» **JOB**:
In the entries below, count the lines holding "HEADLIGHT". Reply with the number only.

» **RECORDED INFORMATION**:
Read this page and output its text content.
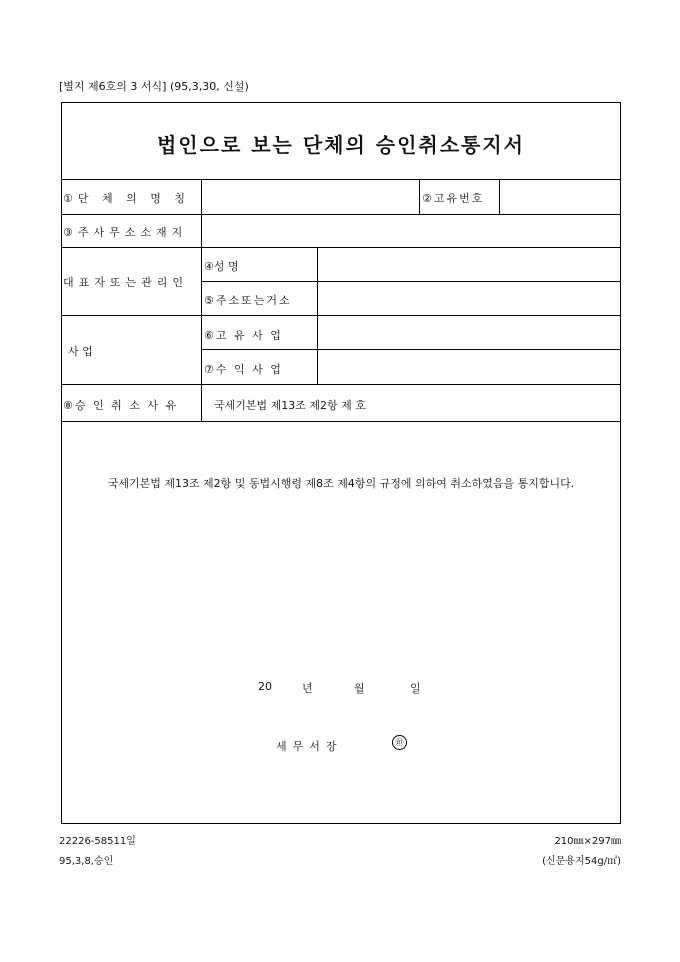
[별지 제6호의 3 서식] (95,3,30, 신설)
법인으로 보는 단체의 승인취소통지서
①단 체 의 명 칭	②고유번호
③주사무소소재지
대표자또는관리인
④성 명
⑤주소또는거소
사 업
⑥고 유 사 업
⑦수 익 사 업
⑧승 인 취 소 사 유	국세기본법 제13조 제2항 제 호
국세기본법 제13조 제2항 및 동법시행령 제8조 제4항의 규정에 의하여 취소하였음을 통지합니다.
20	년	월	일
세무서장	㊞
22226-58511일
95,3,8,승인
210㎜×297㎜
(신문용지54g/㎡)
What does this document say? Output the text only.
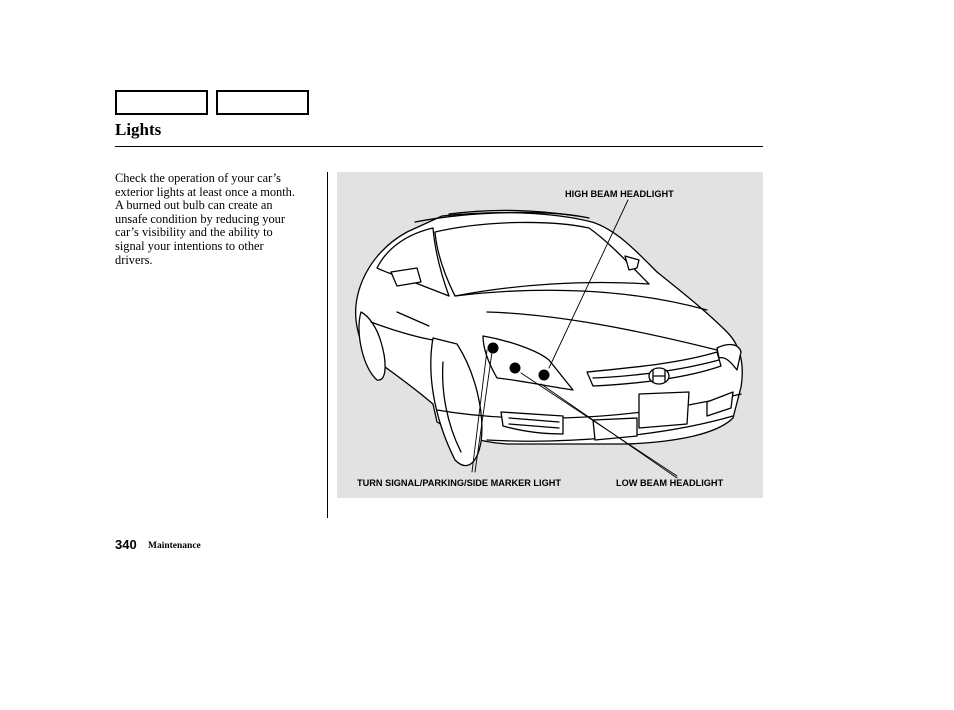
Lights
Check the operation of your car’s
exterior lights at least once a month.
A burned out bulb can create an
unsafe condition by reducing your
car’s visibility and the ability to
signal your intentions to other
drivers.
HIGH BEAM HEADLIGHT
TURN SIGNAL/PARKING/SIDE MARKER LIGHT	LOW BEAM HEADLIGHT
340 Maintenance
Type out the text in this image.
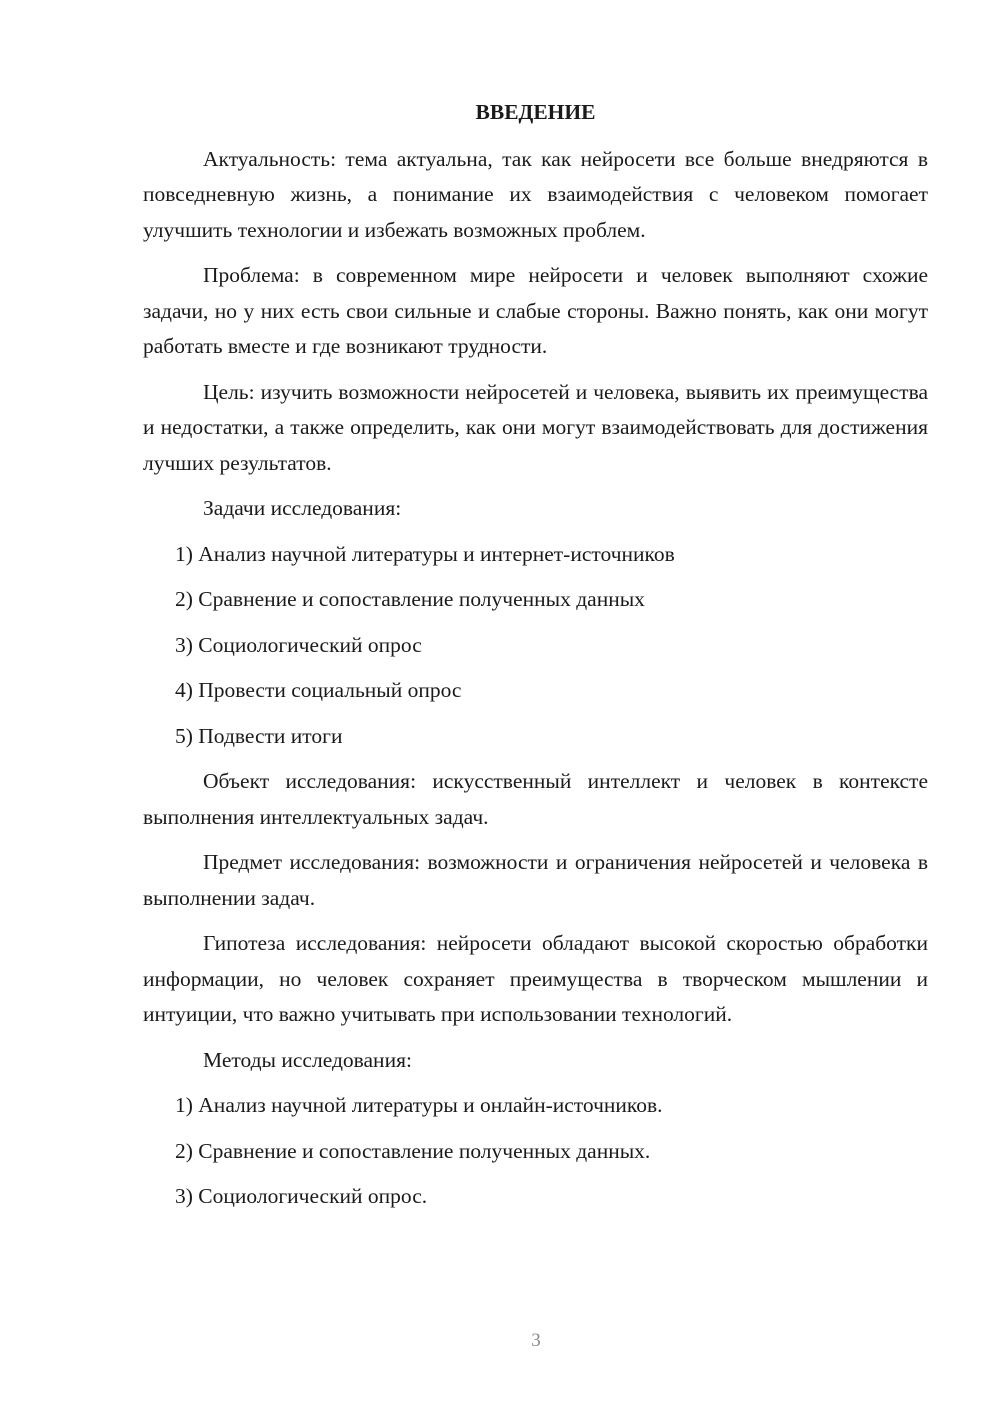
ВВЕДЕНИЕ

Актуальность: тема актуальна, так как нейросети все больше внедряются в повседневную жизнь, а понимание их взаимодействия с человеком помогает улучшить технологии и избежать возможных проблем.

Проблема: в современном мире нейросети и человек выполняют схожие задачи, но у них есть свои сильные и слабые стороны. Важно понять, как они могут работать вместе и где возникают трудности.

Цель: изучить возможности нейросетей и человека, выявить их преимущества и недостатки, а также определить, как они могут взаимодействовать для достижения лучших результатов.

Задачи исследования:

1) Анализ научной литературы и интернет-источников

2) Сравнение и сопоставление полученных данных

3) Социологический опрос

4) Провести социальный опрос

5) Подвести итоги

Объект исследования: искусственный интеллект и человек в контексте выполнения интеллектуальных задач.

Предмет исследования: возможности и ограничения нейросетей и человека в выполнении задач.

Гипотеза исследования: нейросети обладают высокой скоростью обработки информации, но человек сохраняет преимущества в творческом мышлении и интуиции, что важно учитывать при использовании технологий.

Методы исследования:

1) Анализ научной литературы и онлайн-источников.

2) Сравнение и сопоставление полученных данных.

3) Социологический опрос.

3
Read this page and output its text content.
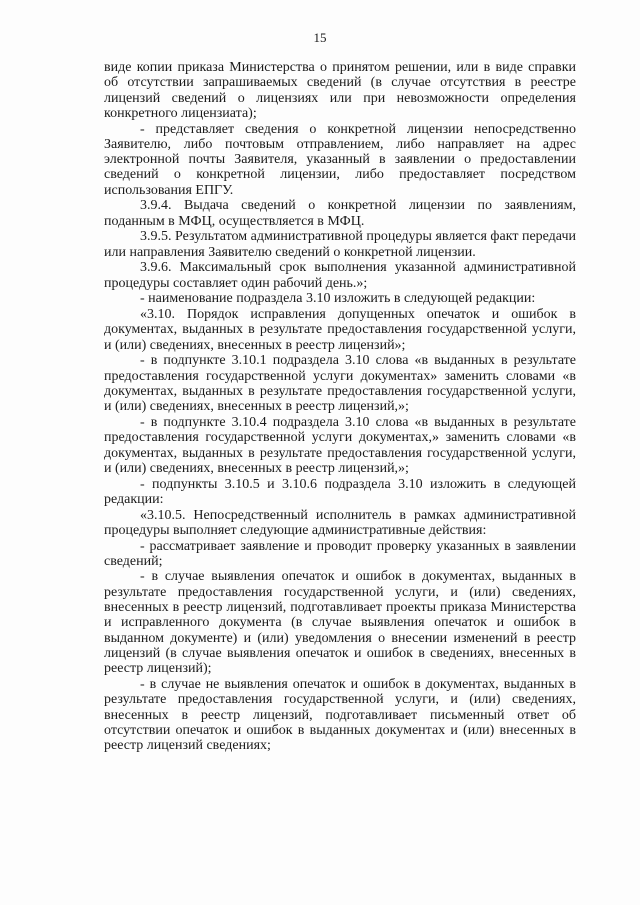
15

виде копии приказа Министерства о принятом решении, или в виде справки об отсутствии запрашиваемых сведений (в случае отсутствия в реестре лицензий сведений о лицензиях или при невозможности определения конкретного лицензиата);

- представляет сведения о конкретной лицензии непосредственно Заявителю, либо почтовым отправлением, либо направляет на адрес электронной почты Заявителя, указанный в заявлении о предоставлении сведений о конкретной лицензии, либо предоставляет посредством использования ЕПГУ.

3.9.4. Выдача сведений о конкретной лицензии по заявлениям, поданным в МФЦ, осуществляется в МФЦ.

3.9.5. Результатом административной процедуры является факт передачи или направления Заявителю сведений о конкретной лицензии.

3.9.6. Максимальный срок выполнения указанной административной процедуры составляет один рабочий день.»;

- наименование подраздела 3.10 изложить в следующей редакции:

«3.10. Порядок исправления допущенных опечаток и ошибок в документах, выданных в результате предоставления государственной услуги, и (или) сведениях, внесенных в реестр лицензий»;

- в подпункте 3.10.1 подраздела 3.10 слова «в выданных в результате предоставления государственной услуги документах» заменить словами «в документах, выданных в результате предоставления государственной услуги, и (или) сведениях, внесенных в реестр лицензий,»;

- в подпункте 3.10.4 подраздела 3.10 слова «в выданных в результате предоставления государственной услуги документах,» заменить словами «в документах, выданных в результате предоставления государственной услуги, и (или) сведениях, внесенных в реестр лицензий,»;

- подпункты 3.10.5 и 3.10.6 подраздела 3.10 изложить в следующей редакции:

«3.10.5. Непосредственный исполнитель в рамках административной процедуры выполняет следующие административные действия:

- рассматривает заявление и проводит проверку указанных в заявлении сведений;

- в случае выявления опечаток и ошибок в документах, выданных в результате предоставления государственной услуги, и (или) сведениях, внесенных в реестр лицензий, подготавливает проекты приказа Министерства и исправленного документа (в случае выявления опечаток и ошибок в выданном документе) и (или) уведомления о внесении изменений в реестр лицензий (в случае выявления опечаток и ошибок в сведениях, внесенных в реестр лицензий);

- в случае не выявления опечаток и ошибок в документах, выданных в результате предоставления государственной услуги, и (или) сведениях, внесенных в реестр лицензий, подготавливает письменный ответ об отсутствии опечаток и ошибок в выданных документах и (или) внесенных в реестр лицензий сведениях;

» **THE COMPLETED TASK**:
2